▶ _TASK TO CARRY OUT_: Identify and pull out each line of the entries in which "최종합격" occurs.

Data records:

════════

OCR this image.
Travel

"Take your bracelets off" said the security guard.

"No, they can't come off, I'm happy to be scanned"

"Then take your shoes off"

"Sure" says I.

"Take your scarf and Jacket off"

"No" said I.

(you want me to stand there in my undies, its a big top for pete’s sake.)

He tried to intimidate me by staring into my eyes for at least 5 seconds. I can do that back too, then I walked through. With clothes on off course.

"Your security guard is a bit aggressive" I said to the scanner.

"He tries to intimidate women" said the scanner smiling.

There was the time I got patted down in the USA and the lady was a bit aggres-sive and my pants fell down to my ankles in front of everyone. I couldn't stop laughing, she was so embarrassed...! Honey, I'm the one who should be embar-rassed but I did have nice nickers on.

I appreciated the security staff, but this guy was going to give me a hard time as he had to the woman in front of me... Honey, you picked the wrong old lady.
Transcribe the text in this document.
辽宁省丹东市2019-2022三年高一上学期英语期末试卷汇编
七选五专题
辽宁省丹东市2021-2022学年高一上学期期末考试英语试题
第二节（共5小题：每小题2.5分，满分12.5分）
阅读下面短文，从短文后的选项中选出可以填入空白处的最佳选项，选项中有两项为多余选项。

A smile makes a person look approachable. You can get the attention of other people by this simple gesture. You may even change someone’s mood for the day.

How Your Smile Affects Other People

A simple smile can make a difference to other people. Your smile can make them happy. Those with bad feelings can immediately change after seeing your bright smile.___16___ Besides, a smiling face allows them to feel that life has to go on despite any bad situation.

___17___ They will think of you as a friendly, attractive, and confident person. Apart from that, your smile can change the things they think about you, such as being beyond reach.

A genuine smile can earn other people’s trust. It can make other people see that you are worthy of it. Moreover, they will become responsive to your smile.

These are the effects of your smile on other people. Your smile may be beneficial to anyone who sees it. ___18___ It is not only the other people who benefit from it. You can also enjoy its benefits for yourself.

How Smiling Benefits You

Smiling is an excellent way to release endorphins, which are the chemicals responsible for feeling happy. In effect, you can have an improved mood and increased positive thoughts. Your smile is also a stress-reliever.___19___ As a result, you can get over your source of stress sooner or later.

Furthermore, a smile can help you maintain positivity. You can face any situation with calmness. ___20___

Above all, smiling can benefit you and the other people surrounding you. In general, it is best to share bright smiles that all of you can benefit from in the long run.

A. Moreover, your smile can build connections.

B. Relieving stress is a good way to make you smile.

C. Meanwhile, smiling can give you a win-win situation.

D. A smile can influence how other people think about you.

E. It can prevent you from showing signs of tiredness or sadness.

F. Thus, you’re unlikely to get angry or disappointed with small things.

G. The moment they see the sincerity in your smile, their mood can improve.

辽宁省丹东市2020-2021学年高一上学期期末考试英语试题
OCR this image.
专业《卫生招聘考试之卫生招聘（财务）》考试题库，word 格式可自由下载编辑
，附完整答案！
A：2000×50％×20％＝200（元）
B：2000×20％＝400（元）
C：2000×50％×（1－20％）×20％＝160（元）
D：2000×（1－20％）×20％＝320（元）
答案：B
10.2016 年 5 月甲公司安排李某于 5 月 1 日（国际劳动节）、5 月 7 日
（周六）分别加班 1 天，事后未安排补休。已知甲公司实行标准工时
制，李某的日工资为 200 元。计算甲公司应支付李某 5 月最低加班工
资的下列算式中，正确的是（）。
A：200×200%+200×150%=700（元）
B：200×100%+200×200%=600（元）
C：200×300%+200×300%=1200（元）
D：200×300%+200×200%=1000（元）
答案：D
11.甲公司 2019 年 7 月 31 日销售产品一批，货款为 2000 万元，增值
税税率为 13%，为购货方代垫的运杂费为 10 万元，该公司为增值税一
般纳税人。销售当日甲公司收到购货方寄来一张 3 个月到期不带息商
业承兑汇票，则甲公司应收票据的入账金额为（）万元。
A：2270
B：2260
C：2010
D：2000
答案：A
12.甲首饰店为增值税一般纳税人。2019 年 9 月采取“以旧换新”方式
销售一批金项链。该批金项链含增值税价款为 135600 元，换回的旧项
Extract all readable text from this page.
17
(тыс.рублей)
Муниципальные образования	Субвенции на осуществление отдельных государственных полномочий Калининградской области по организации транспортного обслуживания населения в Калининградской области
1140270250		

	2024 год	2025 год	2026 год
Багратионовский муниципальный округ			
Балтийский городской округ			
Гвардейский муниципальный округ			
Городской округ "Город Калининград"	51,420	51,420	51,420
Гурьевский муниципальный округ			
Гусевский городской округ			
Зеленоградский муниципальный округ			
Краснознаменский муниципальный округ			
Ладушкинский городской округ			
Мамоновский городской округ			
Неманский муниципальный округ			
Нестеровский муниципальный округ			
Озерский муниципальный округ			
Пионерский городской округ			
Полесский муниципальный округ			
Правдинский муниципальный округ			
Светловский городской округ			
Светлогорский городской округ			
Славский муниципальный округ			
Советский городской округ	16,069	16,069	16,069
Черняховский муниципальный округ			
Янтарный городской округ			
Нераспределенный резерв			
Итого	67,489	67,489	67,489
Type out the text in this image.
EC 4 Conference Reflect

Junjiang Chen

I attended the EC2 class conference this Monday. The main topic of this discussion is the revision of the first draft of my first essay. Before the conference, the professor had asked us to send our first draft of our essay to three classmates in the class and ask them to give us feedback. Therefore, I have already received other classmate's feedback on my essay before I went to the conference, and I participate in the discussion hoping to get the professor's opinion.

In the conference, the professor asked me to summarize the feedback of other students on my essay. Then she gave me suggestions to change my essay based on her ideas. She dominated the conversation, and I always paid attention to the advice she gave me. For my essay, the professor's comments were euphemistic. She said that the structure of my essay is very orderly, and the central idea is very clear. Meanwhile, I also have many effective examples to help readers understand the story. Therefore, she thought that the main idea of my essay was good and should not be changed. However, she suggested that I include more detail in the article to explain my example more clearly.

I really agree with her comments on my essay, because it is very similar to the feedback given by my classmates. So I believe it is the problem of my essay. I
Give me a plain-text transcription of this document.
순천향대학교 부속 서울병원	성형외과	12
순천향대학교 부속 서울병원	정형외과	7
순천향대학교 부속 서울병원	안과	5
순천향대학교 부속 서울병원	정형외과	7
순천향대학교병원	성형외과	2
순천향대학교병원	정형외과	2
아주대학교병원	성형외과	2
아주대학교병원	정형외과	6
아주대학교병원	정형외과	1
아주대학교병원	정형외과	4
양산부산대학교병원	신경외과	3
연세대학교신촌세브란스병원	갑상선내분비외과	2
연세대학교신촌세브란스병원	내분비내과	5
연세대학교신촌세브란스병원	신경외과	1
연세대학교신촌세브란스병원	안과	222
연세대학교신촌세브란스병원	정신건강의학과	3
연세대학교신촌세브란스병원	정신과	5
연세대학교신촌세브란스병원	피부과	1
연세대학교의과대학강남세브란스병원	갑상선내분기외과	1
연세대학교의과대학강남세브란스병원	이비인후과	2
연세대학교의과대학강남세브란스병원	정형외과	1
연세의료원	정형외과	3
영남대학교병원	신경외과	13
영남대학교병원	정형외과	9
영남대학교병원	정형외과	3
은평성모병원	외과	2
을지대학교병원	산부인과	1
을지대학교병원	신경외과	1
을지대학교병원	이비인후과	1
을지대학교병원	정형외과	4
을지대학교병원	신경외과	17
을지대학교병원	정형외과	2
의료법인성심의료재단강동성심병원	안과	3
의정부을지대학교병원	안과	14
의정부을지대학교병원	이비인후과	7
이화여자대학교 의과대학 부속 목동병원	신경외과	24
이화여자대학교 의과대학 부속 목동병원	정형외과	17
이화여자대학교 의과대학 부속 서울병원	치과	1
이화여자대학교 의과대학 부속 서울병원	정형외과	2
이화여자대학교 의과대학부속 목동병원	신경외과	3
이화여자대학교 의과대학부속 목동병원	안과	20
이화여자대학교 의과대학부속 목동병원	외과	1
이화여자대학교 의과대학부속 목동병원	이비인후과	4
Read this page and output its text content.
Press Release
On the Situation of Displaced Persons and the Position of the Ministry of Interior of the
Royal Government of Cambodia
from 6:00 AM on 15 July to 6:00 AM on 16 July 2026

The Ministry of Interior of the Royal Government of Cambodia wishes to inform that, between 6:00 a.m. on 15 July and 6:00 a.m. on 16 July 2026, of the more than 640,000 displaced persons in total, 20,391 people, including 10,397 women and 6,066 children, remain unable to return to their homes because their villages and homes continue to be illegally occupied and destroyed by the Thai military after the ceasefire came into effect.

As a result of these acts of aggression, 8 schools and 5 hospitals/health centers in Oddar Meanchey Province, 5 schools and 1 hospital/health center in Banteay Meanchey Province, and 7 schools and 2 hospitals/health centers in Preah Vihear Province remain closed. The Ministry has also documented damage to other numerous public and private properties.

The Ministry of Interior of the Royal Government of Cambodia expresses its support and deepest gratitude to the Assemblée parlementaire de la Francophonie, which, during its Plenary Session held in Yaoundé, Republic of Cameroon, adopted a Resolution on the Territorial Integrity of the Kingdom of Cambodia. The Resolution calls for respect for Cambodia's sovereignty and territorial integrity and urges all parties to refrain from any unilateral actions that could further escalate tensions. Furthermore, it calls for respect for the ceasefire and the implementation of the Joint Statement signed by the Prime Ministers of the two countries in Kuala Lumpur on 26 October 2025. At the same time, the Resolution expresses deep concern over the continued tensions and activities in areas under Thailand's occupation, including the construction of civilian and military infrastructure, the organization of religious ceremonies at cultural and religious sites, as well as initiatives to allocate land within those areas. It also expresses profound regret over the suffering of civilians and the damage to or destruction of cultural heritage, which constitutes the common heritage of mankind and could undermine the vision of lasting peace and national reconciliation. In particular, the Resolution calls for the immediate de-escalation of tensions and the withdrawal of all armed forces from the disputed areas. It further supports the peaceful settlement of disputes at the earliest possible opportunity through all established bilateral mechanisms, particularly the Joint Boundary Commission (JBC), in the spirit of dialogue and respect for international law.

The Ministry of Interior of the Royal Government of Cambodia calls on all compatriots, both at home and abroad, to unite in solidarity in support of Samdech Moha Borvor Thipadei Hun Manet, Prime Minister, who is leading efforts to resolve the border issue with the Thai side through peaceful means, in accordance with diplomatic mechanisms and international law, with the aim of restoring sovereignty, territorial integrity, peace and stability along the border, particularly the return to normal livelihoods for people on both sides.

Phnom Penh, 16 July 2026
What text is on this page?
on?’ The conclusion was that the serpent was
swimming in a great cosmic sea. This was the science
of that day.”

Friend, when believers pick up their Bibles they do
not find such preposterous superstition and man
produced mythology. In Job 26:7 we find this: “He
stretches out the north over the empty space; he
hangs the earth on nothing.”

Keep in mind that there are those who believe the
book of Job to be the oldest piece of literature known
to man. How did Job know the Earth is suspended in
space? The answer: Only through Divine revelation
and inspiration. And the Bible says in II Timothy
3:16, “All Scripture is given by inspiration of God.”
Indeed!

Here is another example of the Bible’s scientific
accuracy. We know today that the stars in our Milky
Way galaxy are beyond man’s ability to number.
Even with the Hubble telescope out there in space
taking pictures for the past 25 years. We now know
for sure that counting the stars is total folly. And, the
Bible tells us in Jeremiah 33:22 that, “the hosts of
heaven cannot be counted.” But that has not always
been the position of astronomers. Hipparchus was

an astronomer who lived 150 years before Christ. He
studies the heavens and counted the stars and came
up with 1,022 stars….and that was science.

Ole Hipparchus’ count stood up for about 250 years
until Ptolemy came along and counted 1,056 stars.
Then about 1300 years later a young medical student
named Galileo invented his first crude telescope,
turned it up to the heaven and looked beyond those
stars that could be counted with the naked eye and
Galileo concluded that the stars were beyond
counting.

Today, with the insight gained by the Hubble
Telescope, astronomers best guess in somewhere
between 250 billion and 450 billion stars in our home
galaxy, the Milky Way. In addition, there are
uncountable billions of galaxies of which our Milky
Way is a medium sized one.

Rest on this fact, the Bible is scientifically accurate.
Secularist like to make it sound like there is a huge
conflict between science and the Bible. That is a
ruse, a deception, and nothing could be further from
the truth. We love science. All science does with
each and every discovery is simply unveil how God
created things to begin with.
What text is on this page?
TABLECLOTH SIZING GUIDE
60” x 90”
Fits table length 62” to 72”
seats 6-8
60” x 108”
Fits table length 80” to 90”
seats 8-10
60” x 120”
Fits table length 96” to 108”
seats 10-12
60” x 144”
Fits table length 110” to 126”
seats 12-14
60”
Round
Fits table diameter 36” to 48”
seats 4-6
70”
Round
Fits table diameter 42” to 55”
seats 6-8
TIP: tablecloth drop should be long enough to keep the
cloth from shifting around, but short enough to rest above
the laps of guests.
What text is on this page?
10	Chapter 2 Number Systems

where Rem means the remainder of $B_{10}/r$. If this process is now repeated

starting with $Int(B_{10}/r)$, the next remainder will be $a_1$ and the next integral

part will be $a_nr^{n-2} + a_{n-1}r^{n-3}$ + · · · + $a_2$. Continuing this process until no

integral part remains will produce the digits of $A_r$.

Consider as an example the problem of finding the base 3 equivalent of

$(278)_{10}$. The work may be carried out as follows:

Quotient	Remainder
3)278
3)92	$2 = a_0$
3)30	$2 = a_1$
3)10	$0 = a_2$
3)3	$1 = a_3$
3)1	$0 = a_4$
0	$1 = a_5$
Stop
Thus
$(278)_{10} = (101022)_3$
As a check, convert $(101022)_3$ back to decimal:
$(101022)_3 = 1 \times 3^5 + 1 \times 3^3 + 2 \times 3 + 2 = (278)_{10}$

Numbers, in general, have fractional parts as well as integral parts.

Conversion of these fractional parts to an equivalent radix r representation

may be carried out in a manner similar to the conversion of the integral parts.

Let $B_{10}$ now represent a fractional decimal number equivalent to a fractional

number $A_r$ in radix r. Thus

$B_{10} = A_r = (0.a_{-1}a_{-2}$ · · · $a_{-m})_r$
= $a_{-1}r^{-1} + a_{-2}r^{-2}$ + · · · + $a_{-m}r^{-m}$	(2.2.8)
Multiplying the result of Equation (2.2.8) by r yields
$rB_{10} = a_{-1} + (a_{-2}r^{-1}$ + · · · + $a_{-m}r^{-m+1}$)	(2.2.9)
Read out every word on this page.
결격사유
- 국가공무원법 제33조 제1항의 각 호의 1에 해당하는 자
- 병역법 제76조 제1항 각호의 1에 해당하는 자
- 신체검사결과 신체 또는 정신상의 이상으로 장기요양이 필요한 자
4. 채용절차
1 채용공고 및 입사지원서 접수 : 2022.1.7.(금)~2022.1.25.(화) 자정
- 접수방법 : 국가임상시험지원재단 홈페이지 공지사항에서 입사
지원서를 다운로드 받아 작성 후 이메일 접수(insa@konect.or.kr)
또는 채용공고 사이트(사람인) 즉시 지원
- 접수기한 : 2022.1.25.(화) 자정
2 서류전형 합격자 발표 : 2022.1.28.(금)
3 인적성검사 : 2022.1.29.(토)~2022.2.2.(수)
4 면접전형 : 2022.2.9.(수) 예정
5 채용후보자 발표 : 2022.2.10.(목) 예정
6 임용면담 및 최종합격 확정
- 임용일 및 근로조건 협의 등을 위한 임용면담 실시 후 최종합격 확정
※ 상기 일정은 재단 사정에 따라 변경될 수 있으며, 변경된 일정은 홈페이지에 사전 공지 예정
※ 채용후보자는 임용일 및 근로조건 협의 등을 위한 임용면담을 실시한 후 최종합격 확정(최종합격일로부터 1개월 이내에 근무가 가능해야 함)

════════

▶ _ANSWER_:
6 임용면담 및 최종합격 확정
- 임용일 및 근로조건 협의 등을 위한 임용면담 실시 후 최종합격 확정
※ 채용후보자는 임용일 및 근로조건 협의 등을 위한 임용면담을 실시한 후 최종합격 확정(최종합격일로부터 1개월 이내에 근무가 가능해야 함)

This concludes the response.